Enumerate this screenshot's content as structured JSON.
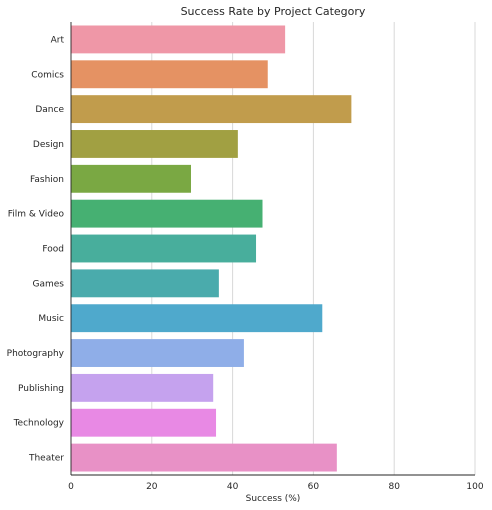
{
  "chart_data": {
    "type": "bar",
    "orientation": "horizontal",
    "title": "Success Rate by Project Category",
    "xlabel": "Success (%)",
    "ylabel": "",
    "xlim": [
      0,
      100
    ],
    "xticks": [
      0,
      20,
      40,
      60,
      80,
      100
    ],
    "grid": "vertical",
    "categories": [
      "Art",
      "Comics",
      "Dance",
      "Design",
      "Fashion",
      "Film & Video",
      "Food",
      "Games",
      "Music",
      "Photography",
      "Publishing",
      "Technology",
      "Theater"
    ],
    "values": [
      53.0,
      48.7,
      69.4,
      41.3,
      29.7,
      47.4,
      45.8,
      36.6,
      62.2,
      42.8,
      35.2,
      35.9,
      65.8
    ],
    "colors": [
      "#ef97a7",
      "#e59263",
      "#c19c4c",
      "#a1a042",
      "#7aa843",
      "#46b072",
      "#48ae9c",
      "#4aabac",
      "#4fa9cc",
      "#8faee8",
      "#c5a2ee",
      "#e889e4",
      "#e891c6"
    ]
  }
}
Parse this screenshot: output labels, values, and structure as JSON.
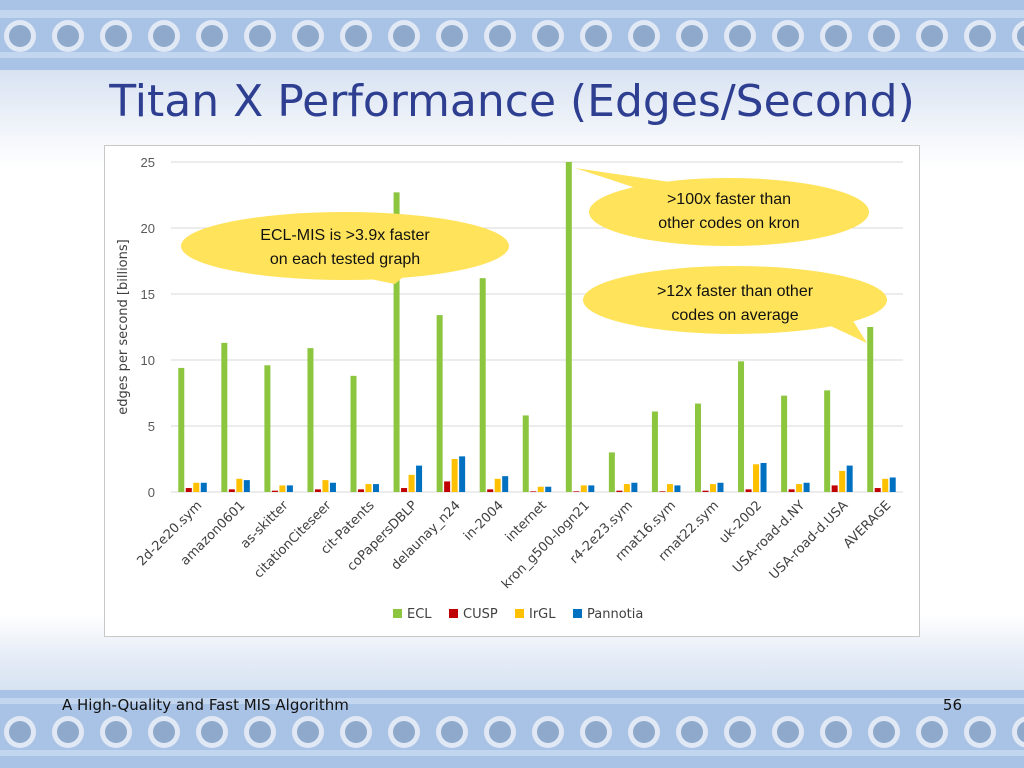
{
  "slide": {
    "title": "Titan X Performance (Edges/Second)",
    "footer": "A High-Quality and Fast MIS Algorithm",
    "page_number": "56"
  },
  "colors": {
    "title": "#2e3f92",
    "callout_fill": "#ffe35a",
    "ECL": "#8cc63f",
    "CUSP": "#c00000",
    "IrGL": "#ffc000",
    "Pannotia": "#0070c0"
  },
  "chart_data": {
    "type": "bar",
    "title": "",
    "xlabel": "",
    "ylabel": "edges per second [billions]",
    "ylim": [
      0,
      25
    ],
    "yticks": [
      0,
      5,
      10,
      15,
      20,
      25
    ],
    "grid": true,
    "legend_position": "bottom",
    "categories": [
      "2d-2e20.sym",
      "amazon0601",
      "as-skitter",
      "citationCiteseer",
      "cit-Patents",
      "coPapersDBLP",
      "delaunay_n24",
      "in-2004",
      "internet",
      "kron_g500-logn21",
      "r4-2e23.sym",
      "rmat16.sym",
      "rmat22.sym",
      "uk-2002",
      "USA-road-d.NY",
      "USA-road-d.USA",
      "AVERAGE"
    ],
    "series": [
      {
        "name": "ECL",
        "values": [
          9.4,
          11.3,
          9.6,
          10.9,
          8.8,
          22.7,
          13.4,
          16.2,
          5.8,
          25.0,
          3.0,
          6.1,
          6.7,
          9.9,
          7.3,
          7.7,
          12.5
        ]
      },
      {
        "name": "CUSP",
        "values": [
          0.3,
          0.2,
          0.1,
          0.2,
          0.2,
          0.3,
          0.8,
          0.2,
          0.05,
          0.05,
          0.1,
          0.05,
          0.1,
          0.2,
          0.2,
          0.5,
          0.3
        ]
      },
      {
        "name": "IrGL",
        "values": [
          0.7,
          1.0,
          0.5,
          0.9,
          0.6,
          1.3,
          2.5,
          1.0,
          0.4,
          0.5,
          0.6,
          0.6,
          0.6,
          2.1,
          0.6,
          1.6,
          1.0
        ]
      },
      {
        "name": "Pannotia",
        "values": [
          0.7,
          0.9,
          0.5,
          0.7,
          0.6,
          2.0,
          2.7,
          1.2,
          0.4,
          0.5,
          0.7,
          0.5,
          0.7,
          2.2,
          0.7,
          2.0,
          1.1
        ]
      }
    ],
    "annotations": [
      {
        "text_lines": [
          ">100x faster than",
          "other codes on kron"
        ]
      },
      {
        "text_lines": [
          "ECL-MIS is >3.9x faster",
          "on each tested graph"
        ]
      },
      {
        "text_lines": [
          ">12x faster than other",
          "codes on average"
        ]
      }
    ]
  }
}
┄┄┄┄┄┄┄┄┄┄┄┄┄┄┄┄┄┄┄┄
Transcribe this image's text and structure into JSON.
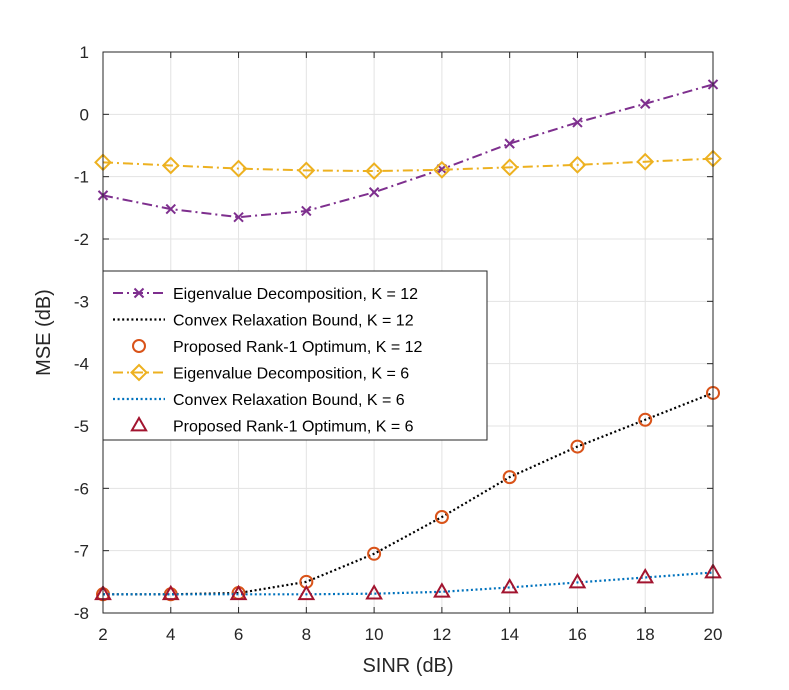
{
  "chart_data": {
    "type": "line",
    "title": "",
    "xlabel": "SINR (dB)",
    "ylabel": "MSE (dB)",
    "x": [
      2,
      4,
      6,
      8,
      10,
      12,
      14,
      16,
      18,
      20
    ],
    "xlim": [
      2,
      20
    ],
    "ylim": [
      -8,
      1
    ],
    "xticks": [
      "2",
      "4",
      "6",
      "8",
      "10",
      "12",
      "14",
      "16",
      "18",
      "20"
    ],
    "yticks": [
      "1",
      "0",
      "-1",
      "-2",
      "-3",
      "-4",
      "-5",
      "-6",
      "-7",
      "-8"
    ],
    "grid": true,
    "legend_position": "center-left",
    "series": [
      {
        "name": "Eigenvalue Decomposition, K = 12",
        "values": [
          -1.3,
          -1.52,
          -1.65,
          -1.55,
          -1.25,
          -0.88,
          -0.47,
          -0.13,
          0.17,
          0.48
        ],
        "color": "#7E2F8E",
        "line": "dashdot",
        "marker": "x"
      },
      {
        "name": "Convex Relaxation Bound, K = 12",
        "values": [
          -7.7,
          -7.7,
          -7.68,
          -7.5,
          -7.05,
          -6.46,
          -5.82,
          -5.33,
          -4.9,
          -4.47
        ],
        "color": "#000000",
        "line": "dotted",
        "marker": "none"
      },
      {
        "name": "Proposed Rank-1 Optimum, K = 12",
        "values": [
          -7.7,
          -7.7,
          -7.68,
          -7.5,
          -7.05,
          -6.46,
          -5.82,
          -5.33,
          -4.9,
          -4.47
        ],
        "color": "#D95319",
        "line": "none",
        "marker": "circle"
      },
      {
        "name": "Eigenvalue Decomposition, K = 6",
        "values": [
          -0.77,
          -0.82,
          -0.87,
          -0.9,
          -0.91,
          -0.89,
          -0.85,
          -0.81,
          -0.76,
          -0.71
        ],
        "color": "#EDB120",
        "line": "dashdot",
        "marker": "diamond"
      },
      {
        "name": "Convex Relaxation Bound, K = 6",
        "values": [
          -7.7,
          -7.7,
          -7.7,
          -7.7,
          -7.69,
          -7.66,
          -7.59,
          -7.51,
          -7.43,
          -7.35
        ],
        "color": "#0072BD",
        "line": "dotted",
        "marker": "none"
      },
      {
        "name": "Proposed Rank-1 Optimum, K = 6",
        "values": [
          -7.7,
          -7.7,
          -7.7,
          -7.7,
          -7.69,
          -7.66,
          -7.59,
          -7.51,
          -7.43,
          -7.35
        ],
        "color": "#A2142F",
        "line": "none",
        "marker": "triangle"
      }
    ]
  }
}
┄┄┄┄┄┄┄┄┄┄┄┄┄┄┄┄┄┄┄┄
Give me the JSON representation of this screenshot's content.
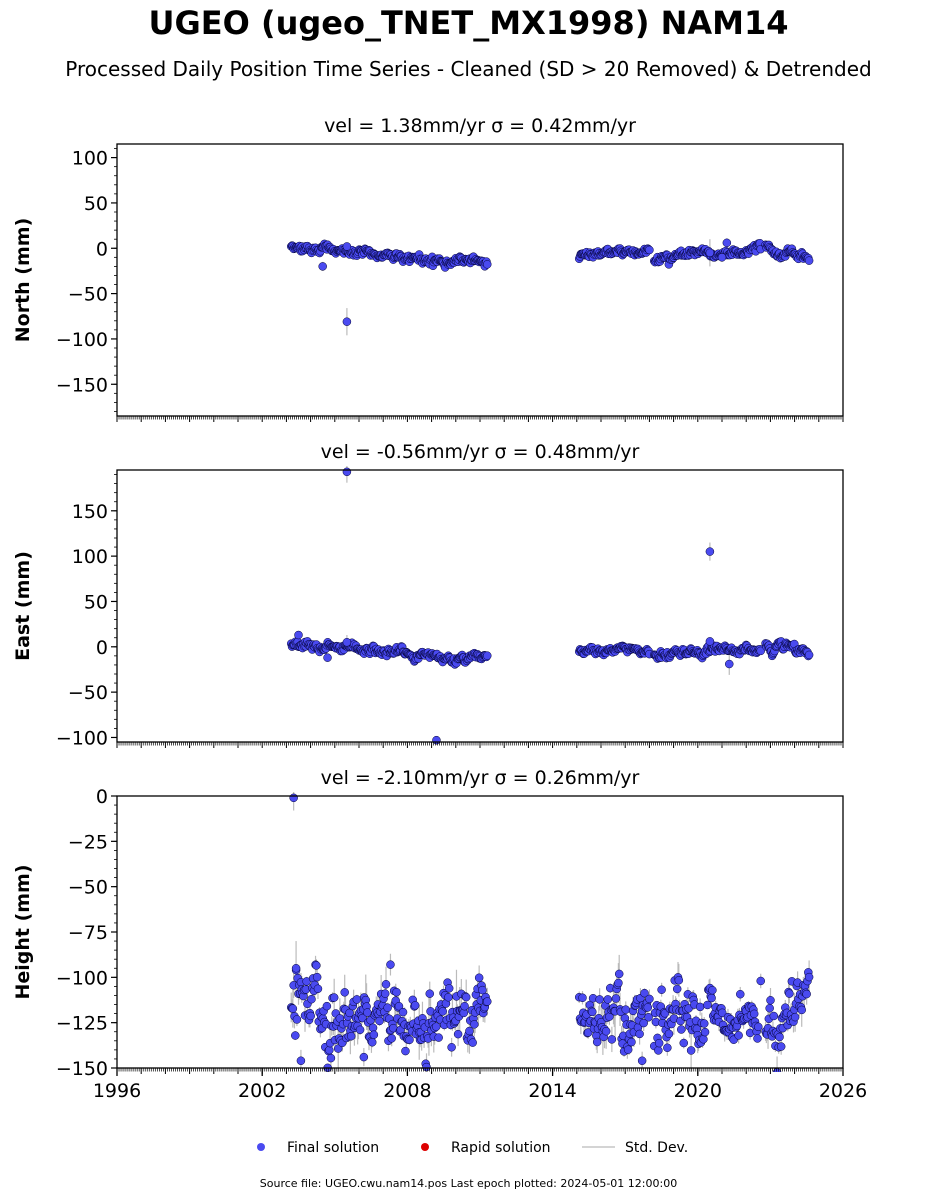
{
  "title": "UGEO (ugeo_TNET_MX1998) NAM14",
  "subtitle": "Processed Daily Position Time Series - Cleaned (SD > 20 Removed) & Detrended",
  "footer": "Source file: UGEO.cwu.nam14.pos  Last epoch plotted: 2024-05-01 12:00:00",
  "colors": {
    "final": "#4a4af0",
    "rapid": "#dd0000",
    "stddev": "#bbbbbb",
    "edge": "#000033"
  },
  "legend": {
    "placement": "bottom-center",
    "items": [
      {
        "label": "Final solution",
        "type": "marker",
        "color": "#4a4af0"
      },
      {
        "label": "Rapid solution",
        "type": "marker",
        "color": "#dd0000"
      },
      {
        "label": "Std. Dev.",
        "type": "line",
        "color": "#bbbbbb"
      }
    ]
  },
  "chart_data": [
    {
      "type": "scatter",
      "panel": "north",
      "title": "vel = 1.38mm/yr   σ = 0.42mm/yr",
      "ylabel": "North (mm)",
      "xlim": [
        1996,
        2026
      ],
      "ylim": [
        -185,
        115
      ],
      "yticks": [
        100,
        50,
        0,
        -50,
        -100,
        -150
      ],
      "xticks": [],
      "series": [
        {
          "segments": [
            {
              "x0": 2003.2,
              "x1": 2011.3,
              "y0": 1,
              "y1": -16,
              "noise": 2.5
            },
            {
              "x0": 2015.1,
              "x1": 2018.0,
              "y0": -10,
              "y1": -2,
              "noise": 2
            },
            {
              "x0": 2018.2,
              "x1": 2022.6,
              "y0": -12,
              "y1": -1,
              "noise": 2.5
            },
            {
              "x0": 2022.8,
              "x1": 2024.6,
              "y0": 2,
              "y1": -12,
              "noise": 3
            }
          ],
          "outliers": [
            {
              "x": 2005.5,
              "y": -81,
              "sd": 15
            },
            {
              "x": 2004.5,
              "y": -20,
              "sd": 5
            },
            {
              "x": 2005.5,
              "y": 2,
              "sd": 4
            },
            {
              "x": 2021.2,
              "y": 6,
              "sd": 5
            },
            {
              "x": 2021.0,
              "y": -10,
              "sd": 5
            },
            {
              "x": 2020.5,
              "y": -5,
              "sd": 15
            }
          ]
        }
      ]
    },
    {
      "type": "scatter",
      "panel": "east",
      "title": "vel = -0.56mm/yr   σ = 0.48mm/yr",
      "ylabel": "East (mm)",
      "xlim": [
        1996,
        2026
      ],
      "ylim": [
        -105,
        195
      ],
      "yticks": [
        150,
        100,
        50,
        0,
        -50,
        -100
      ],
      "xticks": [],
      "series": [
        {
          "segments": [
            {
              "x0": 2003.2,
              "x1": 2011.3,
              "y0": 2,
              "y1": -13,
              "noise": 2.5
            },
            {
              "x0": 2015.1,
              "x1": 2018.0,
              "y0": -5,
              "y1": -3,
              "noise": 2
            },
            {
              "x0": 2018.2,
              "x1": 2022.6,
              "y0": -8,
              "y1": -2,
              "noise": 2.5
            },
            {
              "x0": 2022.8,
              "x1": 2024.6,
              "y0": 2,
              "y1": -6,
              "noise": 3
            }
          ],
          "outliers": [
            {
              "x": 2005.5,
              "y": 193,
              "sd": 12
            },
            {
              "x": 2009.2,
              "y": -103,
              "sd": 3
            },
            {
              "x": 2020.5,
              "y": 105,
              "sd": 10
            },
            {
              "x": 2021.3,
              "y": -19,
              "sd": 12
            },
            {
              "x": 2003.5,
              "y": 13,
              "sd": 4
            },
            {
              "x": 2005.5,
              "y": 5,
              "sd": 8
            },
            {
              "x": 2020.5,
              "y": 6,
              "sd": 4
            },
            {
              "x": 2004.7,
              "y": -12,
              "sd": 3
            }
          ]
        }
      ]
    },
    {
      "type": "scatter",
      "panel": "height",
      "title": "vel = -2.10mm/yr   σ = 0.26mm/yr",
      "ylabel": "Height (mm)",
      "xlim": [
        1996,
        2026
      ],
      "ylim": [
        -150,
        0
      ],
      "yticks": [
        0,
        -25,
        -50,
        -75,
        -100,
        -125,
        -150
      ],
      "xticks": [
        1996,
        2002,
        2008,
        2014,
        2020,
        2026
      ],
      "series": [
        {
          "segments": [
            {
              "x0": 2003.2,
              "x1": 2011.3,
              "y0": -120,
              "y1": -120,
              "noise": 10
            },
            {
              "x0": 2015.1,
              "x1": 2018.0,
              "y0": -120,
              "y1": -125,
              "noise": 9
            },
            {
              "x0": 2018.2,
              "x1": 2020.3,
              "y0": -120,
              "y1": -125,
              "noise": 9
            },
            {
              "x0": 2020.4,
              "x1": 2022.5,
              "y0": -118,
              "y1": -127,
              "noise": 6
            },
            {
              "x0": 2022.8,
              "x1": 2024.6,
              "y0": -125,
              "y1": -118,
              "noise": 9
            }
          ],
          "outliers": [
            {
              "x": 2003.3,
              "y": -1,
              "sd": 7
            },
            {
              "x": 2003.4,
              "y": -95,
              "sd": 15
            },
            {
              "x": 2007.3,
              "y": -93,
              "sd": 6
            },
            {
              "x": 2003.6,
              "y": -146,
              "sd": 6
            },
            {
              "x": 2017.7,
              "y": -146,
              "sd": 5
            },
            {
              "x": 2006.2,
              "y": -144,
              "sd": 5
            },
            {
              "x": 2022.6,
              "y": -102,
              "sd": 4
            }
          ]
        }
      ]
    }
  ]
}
┄┄┄┄┄┄┄┄┄┄┄┄┄┄┄┄┄┄┄┄
** What the task asks **
Lines that include the word "name" — how many are there in the data? Answer with the number alone.

** Written response **
10